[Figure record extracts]
• • • • • • •
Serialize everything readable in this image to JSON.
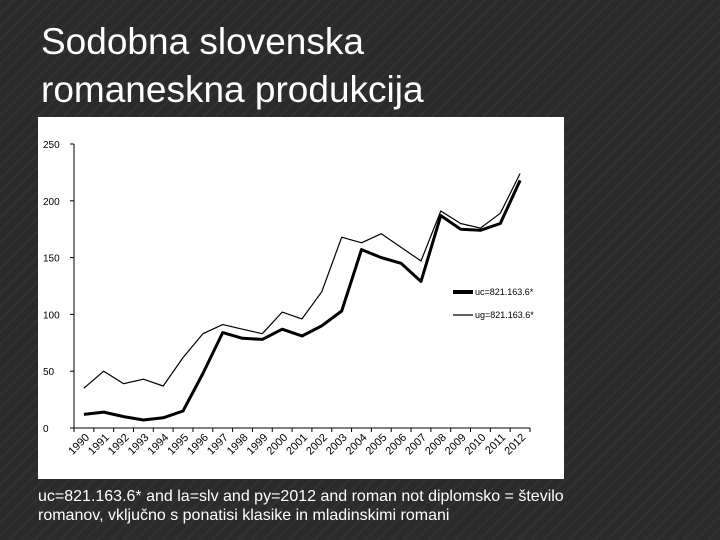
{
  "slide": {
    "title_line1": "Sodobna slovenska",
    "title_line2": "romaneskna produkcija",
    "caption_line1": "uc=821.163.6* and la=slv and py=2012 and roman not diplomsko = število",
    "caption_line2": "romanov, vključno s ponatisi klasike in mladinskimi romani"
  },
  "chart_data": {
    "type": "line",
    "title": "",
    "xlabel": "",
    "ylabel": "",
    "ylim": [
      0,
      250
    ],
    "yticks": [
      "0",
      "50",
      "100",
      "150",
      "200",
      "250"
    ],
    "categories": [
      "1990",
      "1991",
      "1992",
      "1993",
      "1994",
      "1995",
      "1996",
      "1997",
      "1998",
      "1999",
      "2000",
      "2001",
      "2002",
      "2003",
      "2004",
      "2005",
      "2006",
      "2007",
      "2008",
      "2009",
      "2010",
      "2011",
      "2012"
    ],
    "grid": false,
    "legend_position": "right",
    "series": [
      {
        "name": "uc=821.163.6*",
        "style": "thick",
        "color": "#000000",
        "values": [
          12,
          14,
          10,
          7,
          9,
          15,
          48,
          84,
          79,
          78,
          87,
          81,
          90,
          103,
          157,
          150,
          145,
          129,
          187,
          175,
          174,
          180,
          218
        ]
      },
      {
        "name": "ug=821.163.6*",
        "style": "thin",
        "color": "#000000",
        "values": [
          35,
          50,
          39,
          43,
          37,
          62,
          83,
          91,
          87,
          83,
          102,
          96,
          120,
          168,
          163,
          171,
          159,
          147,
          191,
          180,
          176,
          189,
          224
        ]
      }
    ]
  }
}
• • • • • • •
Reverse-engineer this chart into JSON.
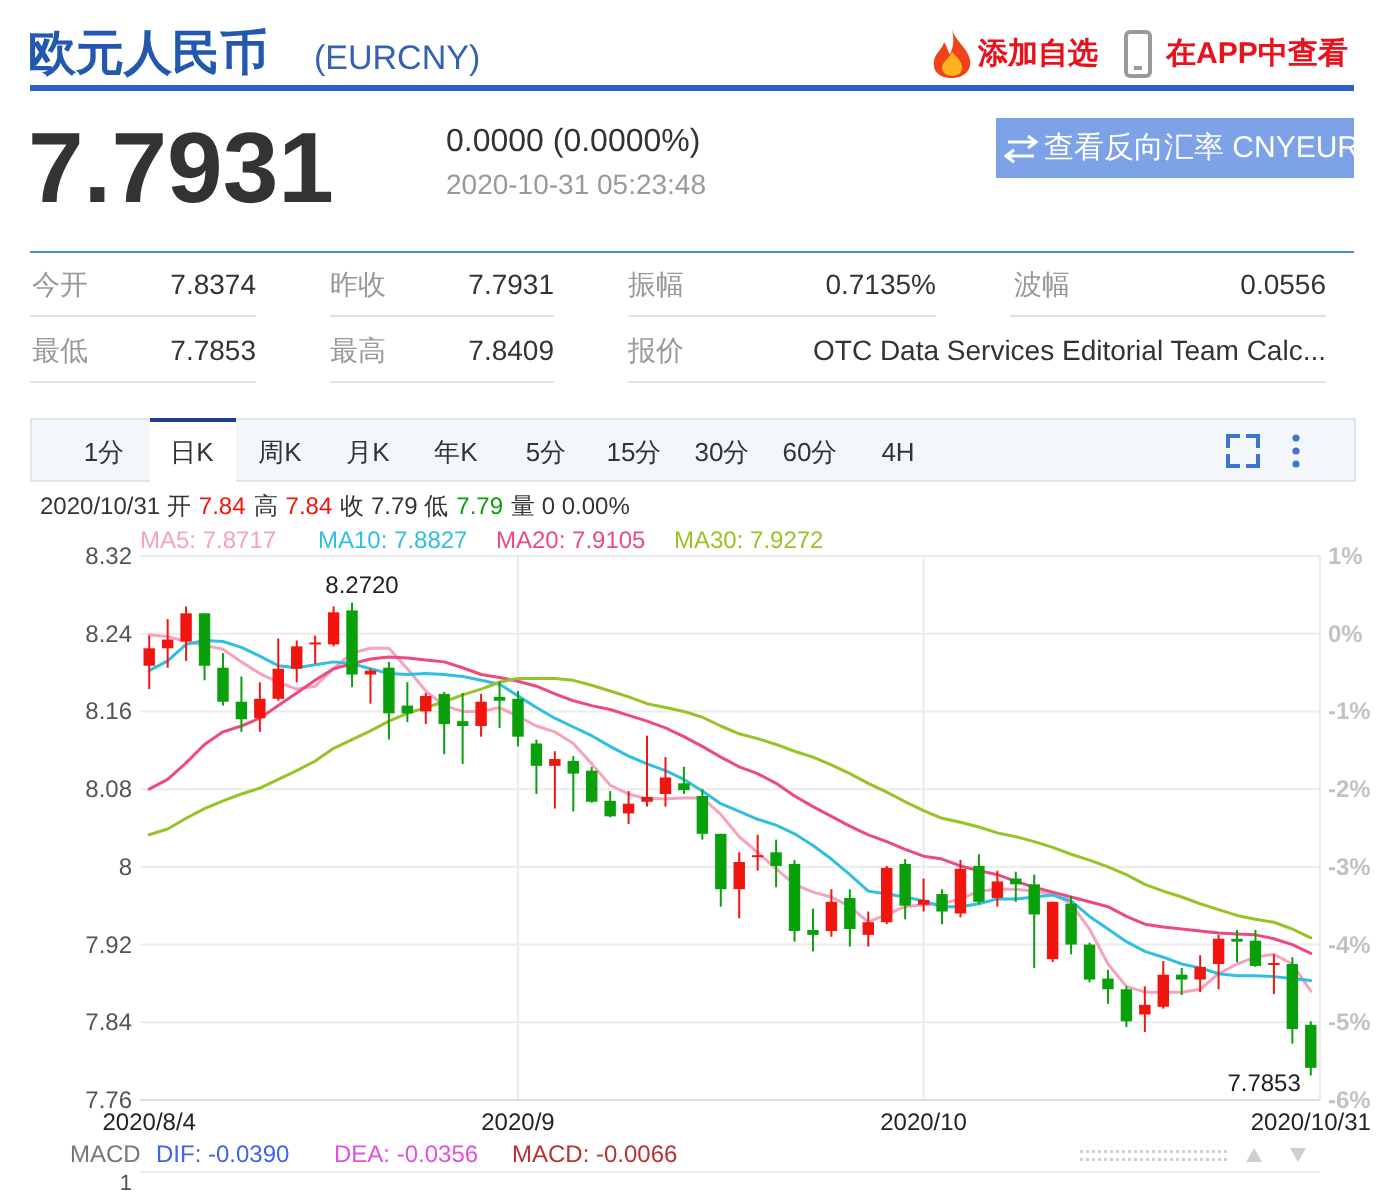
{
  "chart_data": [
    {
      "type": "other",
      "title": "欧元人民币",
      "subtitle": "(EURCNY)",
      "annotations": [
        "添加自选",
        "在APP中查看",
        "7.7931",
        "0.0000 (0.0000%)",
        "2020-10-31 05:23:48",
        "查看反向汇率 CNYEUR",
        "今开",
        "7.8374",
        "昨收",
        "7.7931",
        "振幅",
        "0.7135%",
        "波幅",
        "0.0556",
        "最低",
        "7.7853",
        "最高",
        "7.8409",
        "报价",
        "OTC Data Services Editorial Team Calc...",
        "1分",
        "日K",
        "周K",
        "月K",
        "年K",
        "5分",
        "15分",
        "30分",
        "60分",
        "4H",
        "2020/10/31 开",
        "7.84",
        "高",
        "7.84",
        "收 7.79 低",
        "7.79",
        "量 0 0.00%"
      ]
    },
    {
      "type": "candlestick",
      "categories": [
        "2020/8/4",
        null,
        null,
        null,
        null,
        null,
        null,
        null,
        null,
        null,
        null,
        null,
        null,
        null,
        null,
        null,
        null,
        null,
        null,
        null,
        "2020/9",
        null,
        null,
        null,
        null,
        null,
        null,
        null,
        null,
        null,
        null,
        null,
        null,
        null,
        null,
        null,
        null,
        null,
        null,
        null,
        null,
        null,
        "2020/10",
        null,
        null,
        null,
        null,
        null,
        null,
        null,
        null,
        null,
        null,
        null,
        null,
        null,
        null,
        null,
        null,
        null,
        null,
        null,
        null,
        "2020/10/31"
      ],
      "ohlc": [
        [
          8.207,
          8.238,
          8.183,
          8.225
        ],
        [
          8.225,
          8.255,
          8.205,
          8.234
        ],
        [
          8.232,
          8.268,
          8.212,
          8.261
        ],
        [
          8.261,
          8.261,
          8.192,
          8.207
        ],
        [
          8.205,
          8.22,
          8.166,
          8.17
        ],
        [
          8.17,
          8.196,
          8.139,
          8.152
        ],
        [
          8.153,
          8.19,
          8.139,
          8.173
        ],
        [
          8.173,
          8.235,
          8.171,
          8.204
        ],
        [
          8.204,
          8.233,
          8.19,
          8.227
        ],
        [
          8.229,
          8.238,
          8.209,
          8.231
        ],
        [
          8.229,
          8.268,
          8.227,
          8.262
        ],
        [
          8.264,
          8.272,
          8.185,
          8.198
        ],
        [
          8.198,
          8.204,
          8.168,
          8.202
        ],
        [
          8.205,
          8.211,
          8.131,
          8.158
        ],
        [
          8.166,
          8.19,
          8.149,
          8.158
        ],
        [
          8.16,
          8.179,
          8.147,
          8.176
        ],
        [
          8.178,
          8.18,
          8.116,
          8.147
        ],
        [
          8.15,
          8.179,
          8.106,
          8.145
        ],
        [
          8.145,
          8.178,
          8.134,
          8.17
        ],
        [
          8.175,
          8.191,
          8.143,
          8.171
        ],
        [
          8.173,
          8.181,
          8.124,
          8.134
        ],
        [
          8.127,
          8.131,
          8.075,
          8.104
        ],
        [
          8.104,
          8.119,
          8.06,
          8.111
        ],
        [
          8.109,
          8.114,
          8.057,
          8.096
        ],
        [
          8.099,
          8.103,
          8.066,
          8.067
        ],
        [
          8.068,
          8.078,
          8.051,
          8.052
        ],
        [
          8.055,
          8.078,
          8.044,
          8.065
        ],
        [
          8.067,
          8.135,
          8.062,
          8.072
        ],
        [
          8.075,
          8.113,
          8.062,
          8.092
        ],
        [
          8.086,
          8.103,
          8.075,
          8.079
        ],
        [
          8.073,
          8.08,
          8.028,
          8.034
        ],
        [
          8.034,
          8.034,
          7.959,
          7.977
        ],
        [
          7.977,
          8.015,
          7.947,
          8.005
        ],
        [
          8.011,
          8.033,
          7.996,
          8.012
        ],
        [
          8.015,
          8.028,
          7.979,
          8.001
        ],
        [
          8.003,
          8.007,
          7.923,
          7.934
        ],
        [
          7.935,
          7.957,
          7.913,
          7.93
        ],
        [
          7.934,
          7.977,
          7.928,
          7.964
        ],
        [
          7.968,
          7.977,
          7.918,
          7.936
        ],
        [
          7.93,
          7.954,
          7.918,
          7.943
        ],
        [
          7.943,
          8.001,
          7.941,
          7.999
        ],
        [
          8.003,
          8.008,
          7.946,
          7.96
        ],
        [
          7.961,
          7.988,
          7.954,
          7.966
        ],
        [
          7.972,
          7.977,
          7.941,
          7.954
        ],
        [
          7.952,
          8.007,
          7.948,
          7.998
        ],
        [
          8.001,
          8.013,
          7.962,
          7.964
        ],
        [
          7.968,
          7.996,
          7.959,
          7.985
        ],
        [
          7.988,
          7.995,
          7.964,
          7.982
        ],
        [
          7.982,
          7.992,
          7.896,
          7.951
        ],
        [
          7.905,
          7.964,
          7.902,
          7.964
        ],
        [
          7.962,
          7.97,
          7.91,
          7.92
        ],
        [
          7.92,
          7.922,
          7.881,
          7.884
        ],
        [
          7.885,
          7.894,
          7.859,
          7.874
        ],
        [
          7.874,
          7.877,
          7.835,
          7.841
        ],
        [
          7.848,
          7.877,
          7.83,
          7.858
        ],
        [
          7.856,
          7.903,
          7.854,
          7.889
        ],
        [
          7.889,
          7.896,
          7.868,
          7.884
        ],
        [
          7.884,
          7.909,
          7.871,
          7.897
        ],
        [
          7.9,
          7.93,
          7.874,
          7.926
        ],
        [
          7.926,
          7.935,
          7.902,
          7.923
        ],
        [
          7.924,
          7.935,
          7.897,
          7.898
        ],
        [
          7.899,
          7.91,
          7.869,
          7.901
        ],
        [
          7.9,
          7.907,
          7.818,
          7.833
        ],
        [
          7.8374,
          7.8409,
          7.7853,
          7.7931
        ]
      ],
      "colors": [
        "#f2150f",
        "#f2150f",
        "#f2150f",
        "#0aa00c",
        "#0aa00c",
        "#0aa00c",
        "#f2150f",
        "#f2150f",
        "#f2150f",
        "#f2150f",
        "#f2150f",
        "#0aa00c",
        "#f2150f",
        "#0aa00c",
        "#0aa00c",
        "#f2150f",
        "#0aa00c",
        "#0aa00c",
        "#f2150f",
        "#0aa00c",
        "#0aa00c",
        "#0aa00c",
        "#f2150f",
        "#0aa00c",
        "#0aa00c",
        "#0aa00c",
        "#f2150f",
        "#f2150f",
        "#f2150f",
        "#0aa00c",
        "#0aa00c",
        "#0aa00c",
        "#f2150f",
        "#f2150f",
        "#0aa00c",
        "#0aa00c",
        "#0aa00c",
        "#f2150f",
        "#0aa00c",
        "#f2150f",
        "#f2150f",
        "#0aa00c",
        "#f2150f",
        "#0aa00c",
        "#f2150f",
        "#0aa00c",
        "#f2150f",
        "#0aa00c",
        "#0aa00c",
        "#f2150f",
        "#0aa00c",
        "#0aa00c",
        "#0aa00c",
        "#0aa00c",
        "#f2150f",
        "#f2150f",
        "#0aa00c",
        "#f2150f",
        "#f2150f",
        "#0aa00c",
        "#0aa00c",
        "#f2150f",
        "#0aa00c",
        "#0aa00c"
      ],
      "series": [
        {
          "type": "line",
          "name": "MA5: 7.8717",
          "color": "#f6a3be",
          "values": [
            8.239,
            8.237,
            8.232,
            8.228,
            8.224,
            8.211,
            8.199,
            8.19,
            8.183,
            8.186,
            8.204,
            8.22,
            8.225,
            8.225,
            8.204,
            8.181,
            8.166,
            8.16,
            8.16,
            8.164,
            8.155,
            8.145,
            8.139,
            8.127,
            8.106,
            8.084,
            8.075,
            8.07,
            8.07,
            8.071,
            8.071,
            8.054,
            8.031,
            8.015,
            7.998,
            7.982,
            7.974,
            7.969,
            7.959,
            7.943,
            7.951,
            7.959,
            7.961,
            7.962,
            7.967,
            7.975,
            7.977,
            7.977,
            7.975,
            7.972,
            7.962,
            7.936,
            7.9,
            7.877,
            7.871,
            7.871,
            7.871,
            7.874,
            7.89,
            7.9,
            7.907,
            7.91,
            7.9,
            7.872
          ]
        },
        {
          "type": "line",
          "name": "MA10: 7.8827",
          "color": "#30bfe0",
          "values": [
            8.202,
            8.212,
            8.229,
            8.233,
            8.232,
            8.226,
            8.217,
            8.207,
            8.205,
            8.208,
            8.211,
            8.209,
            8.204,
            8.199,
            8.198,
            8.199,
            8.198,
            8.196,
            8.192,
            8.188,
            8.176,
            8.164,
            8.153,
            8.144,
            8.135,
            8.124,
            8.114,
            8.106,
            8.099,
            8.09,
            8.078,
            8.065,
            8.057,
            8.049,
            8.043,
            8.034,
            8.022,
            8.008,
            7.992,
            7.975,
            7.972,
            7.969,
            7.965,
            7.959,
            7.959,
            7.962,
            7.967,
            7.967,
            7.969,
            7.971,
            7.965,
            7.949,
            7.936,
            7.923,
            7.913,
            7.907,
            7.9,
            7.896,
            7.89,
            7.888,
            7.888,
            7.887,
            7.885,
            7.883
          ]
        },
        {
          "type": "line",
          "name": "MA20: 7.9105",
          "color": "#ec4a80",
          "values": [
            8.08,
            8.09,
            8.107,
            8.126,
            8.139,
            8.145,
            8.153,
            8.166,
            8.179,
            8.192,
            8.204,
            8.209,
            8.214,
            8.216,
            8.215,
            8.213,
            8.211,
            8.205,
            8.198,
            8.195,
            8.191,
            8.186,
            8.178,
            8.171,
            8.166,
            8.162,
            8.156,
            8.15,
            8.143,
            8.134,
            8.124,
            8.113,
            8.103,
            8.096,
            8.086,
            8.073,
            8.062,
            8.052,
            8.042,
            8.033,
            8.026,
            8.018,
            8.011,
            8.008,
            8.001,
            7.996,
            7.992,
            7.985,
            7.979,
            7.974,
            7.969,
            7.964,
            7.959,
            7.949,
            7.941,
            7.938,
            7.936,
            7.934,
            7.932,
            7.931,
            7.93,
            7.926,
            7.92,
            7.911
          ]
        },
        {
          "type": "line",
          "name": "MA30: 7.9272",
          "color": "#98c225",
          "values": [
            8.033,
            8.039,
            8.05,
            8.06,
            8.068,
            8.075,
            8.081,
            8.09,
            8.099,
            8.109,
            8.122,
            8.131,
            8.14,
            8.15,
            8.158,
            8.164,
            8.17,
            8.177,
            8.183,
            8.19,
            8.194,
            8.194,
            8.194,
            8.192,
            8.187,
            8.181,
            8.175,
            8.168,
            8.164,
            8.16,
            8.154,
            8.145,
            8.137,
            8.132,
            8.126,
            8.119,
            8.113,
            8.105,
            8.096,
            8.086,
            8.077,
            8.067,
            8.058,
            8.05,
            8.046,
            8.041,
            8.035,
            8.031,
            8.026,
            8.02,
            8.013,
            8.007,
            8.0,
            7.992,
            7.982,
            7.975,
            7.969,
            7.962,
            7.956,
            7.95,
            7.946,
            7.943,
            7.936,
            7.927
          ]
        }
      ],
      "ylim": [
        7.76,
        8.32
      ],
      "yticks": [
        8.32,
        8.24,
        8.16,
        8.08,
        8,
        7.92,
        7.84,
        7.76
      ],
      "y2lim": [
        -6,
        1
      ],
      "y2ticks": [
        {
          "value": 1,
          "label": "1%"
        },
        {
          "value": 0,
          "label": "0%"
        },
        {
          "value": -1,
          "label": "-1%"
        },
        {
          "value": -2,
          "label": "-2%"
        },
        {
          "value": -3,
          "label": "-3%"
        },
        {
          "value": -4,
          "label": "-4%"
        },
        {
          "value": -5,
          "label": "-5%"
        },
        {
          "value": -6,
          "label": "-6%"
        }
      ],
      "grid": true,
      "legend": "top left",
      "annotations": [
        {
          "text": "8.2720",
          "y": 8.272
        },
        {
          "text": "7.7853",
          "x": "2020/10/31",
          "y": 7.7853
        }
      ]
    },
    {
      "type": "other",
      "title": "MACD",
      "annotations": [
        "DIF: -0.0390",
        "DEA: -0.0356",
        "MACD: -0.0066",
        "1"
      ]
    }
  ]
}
• • • • • • •
### The task
Gather up, from the records above, each line where the word "name" appears.

### Solution for this task
        "name": "uc=821.163.6*",
        "name": "ug=821.163.6*",
          "name": "MA5: 7.8717",
          "name": "MA10: 7.8827",
          "name": "MA20: 7.9105",
          "name": "MA30: 7.9272",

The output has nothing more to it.